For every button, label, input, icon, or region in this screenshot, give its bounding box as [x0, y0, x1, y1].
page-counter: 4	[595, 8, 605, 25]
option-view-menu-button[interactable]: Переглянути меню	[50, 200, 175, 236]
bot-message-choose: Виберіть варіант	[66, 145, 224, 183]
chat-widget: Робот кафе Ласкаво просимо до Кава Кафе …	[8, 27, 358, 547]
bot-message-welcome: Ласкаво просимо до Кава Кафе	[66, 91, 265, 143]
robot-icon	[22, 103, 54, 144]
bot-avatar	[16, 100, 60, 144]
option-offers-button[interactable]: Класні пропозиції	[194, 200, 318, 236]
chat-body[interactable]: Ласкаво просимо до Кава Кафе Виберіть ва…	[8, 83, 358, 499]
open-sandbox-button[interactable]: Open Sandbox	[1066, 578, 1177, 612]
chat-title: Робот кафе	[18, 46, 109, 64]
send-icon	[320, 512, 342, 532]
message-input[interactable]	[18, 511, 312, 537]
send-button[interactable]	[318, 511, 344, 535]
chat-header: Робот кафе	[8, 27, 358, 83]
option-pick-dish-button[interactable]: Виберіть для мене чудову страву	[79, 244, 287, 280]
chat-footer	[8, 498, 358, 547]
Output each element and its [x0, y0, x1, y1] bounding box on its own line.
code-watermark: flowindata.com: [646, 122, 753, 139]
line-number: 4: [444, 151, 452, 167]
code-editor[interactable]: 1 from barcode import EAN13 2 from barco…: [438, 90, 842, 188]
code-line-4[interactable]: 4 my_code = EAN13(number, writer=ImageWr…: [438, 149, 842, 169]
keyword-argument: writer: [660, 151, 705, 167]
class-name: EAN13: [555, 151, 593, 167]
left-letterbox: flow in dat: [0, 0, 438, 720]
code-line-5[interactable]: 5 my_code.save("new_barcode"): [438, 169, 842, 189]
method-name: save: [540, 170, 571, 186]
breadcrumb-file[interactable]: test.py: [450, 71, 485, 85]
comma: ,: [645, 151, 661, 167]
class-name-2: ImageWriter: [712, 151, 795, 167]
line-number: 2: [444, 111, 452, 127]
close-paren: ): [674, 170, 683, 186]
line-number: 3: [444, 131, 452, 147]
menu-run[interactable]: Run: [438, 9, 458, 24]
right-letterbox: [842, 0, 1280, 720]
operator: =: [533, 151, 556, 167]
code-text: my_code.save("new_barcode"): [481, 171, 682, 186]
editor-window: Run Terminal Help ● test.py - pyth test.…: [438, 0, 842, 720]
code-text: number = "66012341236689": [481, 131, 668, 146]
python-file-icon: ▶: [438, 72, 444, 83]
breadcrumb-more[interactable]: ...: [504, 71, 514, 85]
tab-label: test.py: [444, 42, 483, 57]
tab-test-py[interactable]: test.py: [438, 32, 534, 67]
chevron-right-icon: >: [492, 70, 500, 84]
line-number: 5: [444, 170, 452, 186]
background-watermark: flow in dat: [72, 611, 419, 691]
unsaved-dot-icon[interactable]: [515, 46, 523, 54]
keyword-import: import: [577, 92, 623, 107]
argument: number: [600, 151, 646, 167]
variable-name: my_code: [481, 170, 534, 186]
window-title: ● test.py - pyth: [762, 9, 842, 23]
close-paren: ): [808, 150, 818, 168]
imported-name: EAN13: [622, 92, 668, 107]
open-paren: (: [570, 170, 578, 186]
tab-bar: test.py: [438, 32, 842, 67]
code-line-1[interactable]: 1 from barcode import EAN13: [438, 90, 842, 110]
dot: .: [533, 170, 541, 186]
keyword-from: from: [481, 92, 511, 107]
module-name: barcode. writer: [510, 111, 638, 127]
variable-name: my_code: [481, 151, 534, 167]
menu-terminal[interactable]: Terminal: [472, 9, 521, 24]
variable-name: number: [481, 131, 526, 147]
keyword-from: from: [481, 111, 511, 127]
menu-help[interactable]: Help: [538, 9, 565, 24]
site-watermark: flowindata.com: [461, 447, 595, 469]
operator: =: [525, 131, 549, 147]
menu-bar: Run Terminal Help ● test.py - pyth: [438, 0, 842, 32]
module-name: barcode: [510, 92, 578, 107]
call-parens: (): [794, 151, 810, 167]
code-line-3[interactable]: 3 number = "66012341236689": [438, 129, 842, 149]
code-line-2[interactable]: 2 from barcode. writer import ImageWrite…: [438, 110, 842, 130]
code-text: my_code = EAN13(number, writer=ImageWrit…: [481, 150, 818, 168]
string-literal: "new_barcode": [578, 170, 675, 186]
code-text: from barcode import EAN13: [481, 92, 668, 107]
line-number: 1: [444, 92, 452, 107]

** Required task **
Arrange every line of the material above into a Markdown table, leaving out any blank lines. Use two columns: "Row", holding a running number, and "Entry", holding the line itself.

** Reply **
| Row | Entry |
|---|---|
| 1 | For every button, label, input, icon, or region in this screenshot, give its bounding box as [x0, y0, x1, y1]. |
| 2 | page-counter: 4	[595, 8, 605, 25] |
| 3 | option-view-menu-button[interactable]: Переглянути меню	[50, 200, 175, 236] |
| 4 | bot-message-choose: Виберіть варіант	[66, 145, 224, 183] |
| 5 | chat-widget: Робот кафе Ласкаво просимо до Кава Кафе …	[8, 27, 358, 547] |
| 6 | bot-message-welcome: Ласкаво просимо до Кава Кафе	[66, 91, 265, 143] |
| 7 | robot-icon	[22, 103, 54, 144] |
| 8 | bot-avatar	[16, 100, 60, 144] |
| 9 | option-offers-button[interactable]: Класні пропозиції	[194, 200, 318, 236] |
| 10 | chat-body[interactable]: Ласкаво просимо до Кава Кафе Виберіть ва…	[8, 83, 358, 499] |
| 11 | open-sandbox-button[interactable]: Open Sandbox	[1066, 578, 1177, 612] |
| 12 | chat-title: Робот кафе	[18, 46, 109, 64] |
| 13 | send-icon	[320, 512, 342, 532] |
| 14 | message-input[interactable]	[18, 511, 312, 537] |
| 15 | send-button[interactable]	[318, 511, 344, 535] |
| 16 | chat-header: Робот кафе	[8, 27, 358, 83] |
| 17 | option-pick-dish-button[interactable]: Виберіть для мене чудову страву	[79, 244, 287, 280] |
| 18 | chat-footer	[8, 498, 358, 547] |
| 19 | Output each element and its [x0, y0, x1, y1] bounding box on its own line. |
| 20 | code-watermark: flowindata.com: [646, 122, 753, 139] |
| 21 | line-number: 4: [444, 151, 452, 167] |
| 22 | code-editor[interactable]: 1 from barcode import EAN13 2 from barco…: [438, 90, 842, 188] |
| 23 | code-line-4[interactable]: 4 my_code = EAN13(number, writer=ImageWr…: [438, 149, 842, 169] |
| 24 | keyword-argument: writer: [660, 151, 705, 167] |
| 25 | class-name: EAN13: [555, 151, 593, 167] |
| 26 | left-letterbox: flow in dat: [0, 0, 438, 720] |
| 27 | code-line-5[interactable]: 5 my_code.save("new_barcode"): [438, 169, 842, 189] |
| 28 | method-name: save: [540, 170, 571, 186] |
| 29 | breadcrumb-file[interactable]: test.py: [450, 71, 485, 85] |
| 30 | comma: ,: [645, 151, 661, 167] |
| 31 | class-name-2: ImageWriter: [712, 151, 795, 167] |
| 32 | line-number: 2: [444, 111, 452, 127] |
| 33 | close-paren: ): [674, 170, 683, 186] |
| 34 | line-number: 3: [444, 131, 452, 147] |
| 35 | menu-run[interactable]: Run: [438, 9, 458, 24] |
| 36 | right-letterbox: [842, 0, 1280, 720] |
| 37 | operator: =: [533, 151, 556, 167] |
| 38 | code-text: my_code.save("new_barcode"): [481, 171, 682, 186] |
| 39 | editor-window: Run Terminal Help ● test.py - pyth test.…: [438, 0, 842, 720] |
| 40 | code-text: number = "66012341236689": [481, 131, 668, 146] |
| 41 | python-file-icon: ▶: [438, 72, 444, 83] |
| 42 | breadcrumb-more[interactable]: ...: [504, 71, 514, 85] |
| 43 | tab-label: test.py: [444, 42, 483, 57] |
| 44 | tab-test-py[interactable]: test.py: [438, 32, 534, 67] |
| 45 | chevron-right-icon: >: [492, 70, 500, 84] |
| 46 | line-number: 5: [444, 170, 452, 186] |
| 47 | background-watermark: flow in dat: [72, 611, 419, 691] |
| 48 | unsaved-dot-icon[interactable]: [515, 46, 523, 54] |
| 49 | keyword-import: import: [577, 92, 623, 107] |
| 50 | argument: number: [600, 151, 646, 167] |
| 51 | variable-name: my_code: [481, 170, 534, 186] |
| 52 | window-title: ● test.py - pyth: [762, 9, 842, 23] |
| 53 | close-paren: ): [808, 150, 818, 168] |
| 54 | imported-name: EAN13: [622, 92, 668, 107] |
| 55 | open-paren: (: [570, 170, 578, 186] |
| 56 | tab-bar: test.py: [438, 32, 842, 67] |
| 57 | code-line-1[interactable]: 1 from barcode import EAN13: [438, 90, 842, 110] |
| 58 | dot: .: [533, 170, 541, 186] |
| 59 | keyword-from: from: [481, 92, 511, 107] |
| 60 | module-name: barcode. writer: [510, 111, 638, 127] |
| 61 | variable-name: my_code: [481, 151, 534, 167] |
| 62 | menu-terminal[interactable]: Terminal: [472, 9, 521, 24] |
| 63 | variable-name: number: [481, 131, 526, 147] |
| 64 | keyword-from: from: [481, 111, 511, 127] |
| 65 | menu-help[interactable]: Help: [538, 9, 565, 24] |
| 66 | site-watermark: flowindata.com: [461, 447, 595, 469] |
| 67 | operator: =: [525, 131, 549, 147] |
| 68 | menu-bar: Run Terminal Help ● test.py - pyth: [438, 0, 842, 32] |
| 69 | module-name: barcode: [510, 92, 578, 107] |
| 70 | call-parens: (): [794, 151, 810, 167] |
| 71 | code-line-3[interactable]: 3 number = "66012341236689": [438, 129, 842, 149] |
| 72 | code-line-2[interactable]: 2 from barcode. writer import ImageWrite…: [438, 110, 842, 130] |
| 73 | code-text: my_code = EAN13(number, writer=ImageWrit…: [481, 150, 818, 168] |
| 74 | string-literal: "new_barcode": [578, 170, 675, 186] |
| 75 | code-text: from barcode import EAN13: [481, 92, 668, 107] |
| 76 | line-number: 1: [444, 92, 452, 107] |